## EXERCISE INSTRUCTIONS
Can you copy out all the lines below word for word, leaving out the pictures?

Layout dataset entries:
_ _ _ _ _
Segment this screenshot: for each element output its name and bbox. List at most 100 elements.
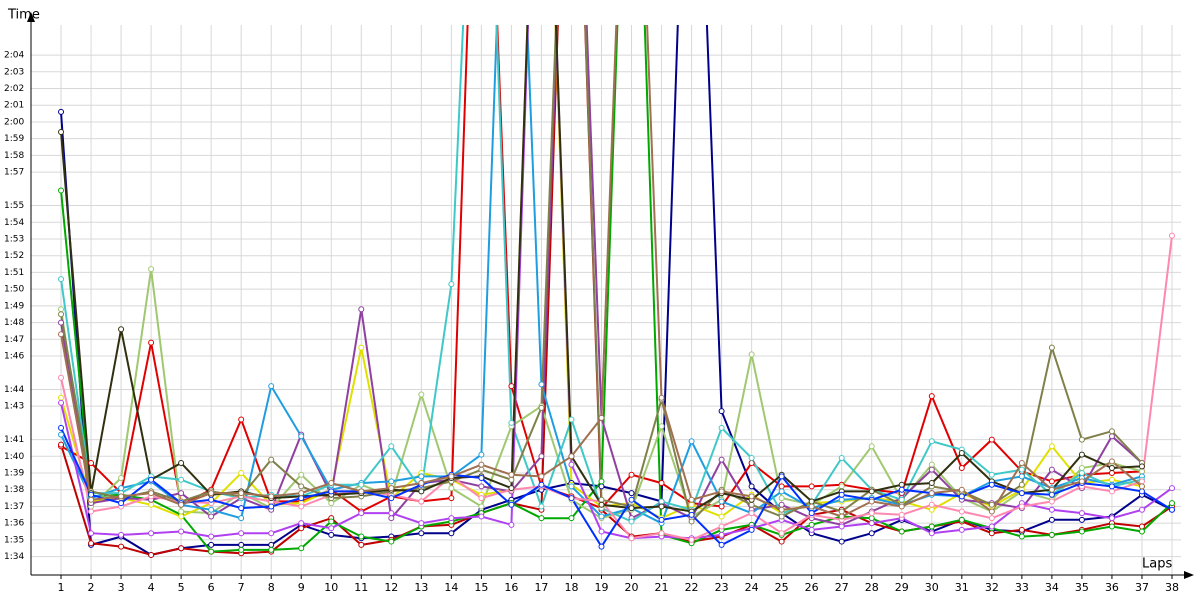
y-tick-label: 2:03 [4, 67, 24, 77]
point [178, 459, 185, 466]
point [478, 503, 485, 510]
point [268, 383, 275, 390]
point [598, 496, 605, 503]
point [508, 383, 515, 390]
point [1048, 531, 1055, 538]
point [568, 495, 575, 502]
point [958, 449, 965, 456]
y-tick-label: 1:57 [4, 168, 24, 178]
point [238, 515, 245, 522]
x-tick-label: 14 [444, 581, 458, 594]
x-tick-label: 27 [835, 581, 849, 594]
point [478, 461, 485, 468]
point [148, 266, 155, 273]
point [718, 408, 725, 415]
point [688, 518, 695, 525]
point [928, 523, 935, 530]
point [1138, 506, 1145, 513]
point [508, 471, 515, 478]
point [1108, 488, 1115, 495]
x-tick-label: 30 [925, 581, 939, 594]
point [748, 459, 755, 466]
point [388, 478, 395, 485]
point [58, 108, 65, 115]
point [58, 276, 65, 283]
point [598, 513, 605, 520]
point [1168, 500, 1175, 507]
point [838, 513, 845, 520]
point [1138, 468, 1145, 475]
y-tick-label: 1:55 [4, 201, 24, 211]
point [808, 521, 815, 528]
point [688, 511, 695, 518]
x-tick-label: 8 [268, 581, 275, 594]
x-tick-label: 16 [504, 581, 518, 594]
point [1108, 428, 1115, 435]
point [1108, 470, 1115, 477]
x-tick-label: 25 [775, 581, 789, 594]
point [1018, 533, 1025, 540]
point [238, 530, 245, 537]
point [1048, 498, 1055, 505]
point [628, 505, 635, 512]
point [478, 483, 485, 490]
y-tick-label: 1:46 [4, 352, 24, 362]
x-tick-label: 34 [1045, 581, 1059, 594]
point [598, 483, 605, 490]
point [838, 508, 845, 515]
point [238, 541, 245, 548]
point [448, 495, 455, 502]
point [418, 488, 425, 495]
point [58, 441, 65, 448]
x-tick-label: 33 [1015, 581, 1029, 594]
point [118, 500, 125, 507]
x-tick-label: 29 [895, 581, 909, 594]
point [298, 503, 305, 510]
point [448, 530, 455, 537]
point [868, 488, 875, 495]
point [328, 531, 335, 538]
point [598, 478, 605, 485]
x-tick-label: 13 [414, 581, 428, 594]
point [928, 501, 935, 508]
point [448, 485, 455, 492]
point [88, 496, 95, 503]
point [298, 495, 305, 502]
x-tick-label: 4 [148, 581, 155, 594]
x-tick-label: 15 [474, 581, 488, 594]
point [928, 438, 935, 445]
y-tick-label: 1:41 [4, 435, 24, 445]
point [868, 510, 875, 517]
point [958, 486, 965, 493]
point [1018, 526, 1025, 533]
point [538, 473, 545, 480]
point [298, 520, 305, 527]
point [778, 495, 785, 502]
point [118, 493, 125, 500]
point [838, 491, 845, 498]
point [988, 481, 995, 488]
y-tick-label: 1:44 [4, 385, 24, 395]
point [268, 456, 275, 463]
point [388, 443, 395, 450]
point [838, 496, 845, 503]
point [208, 533, 215, 540]
point [568, 453, 575, 460]
point [748, 526, 755, 533]
point [58, 319, 65, 326]
point [838, 523, 845, 530]
point [538, 481, 545, 488]
point [718, 424, 725, 431]
point [598, 543, 605, 550]
plot-area [58, 25, 1175, 558]
point [88, 491, 95, 498]
point [298, 471, 305, 478]
point [1048, 506, 1055, 513]
point [898, 528, 905, 535]
point [1108, 483, 1115, 490]
point [958, 493, 965, 500]
point [868, 520, 875, 527]
point [328, 480, 335, 487]
x-axis-label: Laps [1142, 557, 1172, 572]
y-tick-label: 1:49 [4, 301, 24, 311]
_ _ _ _ _
## RESPONSE TO THE TASK
Segment this screenshot: for each element output its name and bbox. List at most 100 elements.
y-tick-label: 2:03 [4, 67, 24, 77]
point [178, 459, 185, 466]
point [478, 503, 485, 510]
point [268, 383, 275, 390]
point [598, 496, 605, 503]
point [508, 383, 515, 390]
point [1048, 531, 1055, 538]
point [568, 495, 575, 502]
point [958, 449, 965, 456]
y-tick-label: 1:57 [4, 168, 24, 178]
point [238, 515, 245, 522]
x-tick-label: 14 [444, 581, 458, 594]
x-tick-label: 27 [835, 581, 849, 594]
point [478, 461, 485, 468]
point [148, 266, 155, 273]
point [718, 408, 725, 415]
point [688, 518, 695, 525]
point [928, 523, 935, 530]
point [1138, 506, 1145, 513]
point [508, 471, 515, 478]
point [1108, 488, 1115, 495]
x-tick-label: 30 [925, 581, 939, 594]
point [748, 459, 755, 466]
point [388, 478, 395, 485]
point [58, 108, 65, 115]
point [58, 276, 65, 283]
point [598, 513, 605, 520]
point [1168, 500, 1175, 507]
point [838, 513, 845, 520]
point [1138, 468, 1145, 475]
y-tick-label: 1:55 [4, 201, 24, 211]
point [808, 521, 815, 528]
point [688, 511, 695, 518]
x-tick-label: 8 [268, 581, 275, 594]
x-tick-label: 16 [504, 581, 518, 594]
point [1108, 428, 1115, 435]
point [1108, 470, 1115, 477]
x-tick-label: 25 [775, 581, 789, 594]
point [1018, 533, 1025, 540]
point [238, 530, 245, 537]
point [1048, 498, 1055, 505]
point [628, 505, 635, 512]
point [478, 483, 485, 490]
y-tick-label: 1:46 [4, 352, 24, 362]
x-tick-label: 34 [1045, 581, 1059, 594]
point [598, 483, 605, 490]
point [838, 508, 845, 515]
point [238, 541, 245, 548]
point [448, 495, 455, 502]
point [418, 488, 425, 495]
point [58, 441, 65, 448]
x-tick-label: 33 [1015, 581, 1029, 594]
point [118, 500, 125, 507]
x-tick-label: 29 [895, 581, 909, 594]
point [298, 503, 305, 510]
point [448, 530, 455, 537]
point [868, 488, 875, 495]
point [328, 531, 335, 538]
point [598, 478, 605, 485]
x-tick-label: 13 [414, 581, 428, 594]
point [928, 501, 935, 508]
point [448, 485, 455, 492]
point [88, 496, 95, 503]
point [298, 495, 305, 502]
x-tick-label: 4 [148, 581, 155, 594]
x-tick-label: 15 [474, 581, 488, 594]
point [928, 438, 935, 445]
y-tick-label: 1:41 [4, 435, 24, 445]
point [868, 510, 875, 517]
point [958, 486, 965, 493]
point [1018, 526, 1025, 533]
point [538, 473, 545, 480]
point [298, 520, 305, 527]
point [778, 495, 785, 502]
point [118, 493, 125, 500]
point [838, 491, 845, 498]
point [988, 481, 995, 488]
y-tick-label: 1:44 [4, 385, 24, 395]
point [268, 456, 275, 463]
point [388, 443, 395, 450]
point [838, 496, 845, 503]
point [208, 533, 215, 540]
point [568, 453, 575, 460]
point [748, 526, 755, 533]
point [58, 319, 65, 326]
point [838, 523, 845, 530]
point [538, 481, 545, 488]
point [718, 424, 725, 431]
point [598, 543, 605, 550]
plot-area [58, 25, 1175, 558]
point [88, 491, 95, 498]
point [298, 471, 305, 478]
point [1048, 506, 1055, 513]
point [898, 528, 905, 535]
point [1108, 483, 1115, 490]
point [958, 493, 965, 500]
point [868, 520, 875, 527]
point [328, 480, 335, 487]
x-axis-label: Laps [1142, 557, 1172, 572]
y-tick-label: 1:49 [4, 301, 24, 311]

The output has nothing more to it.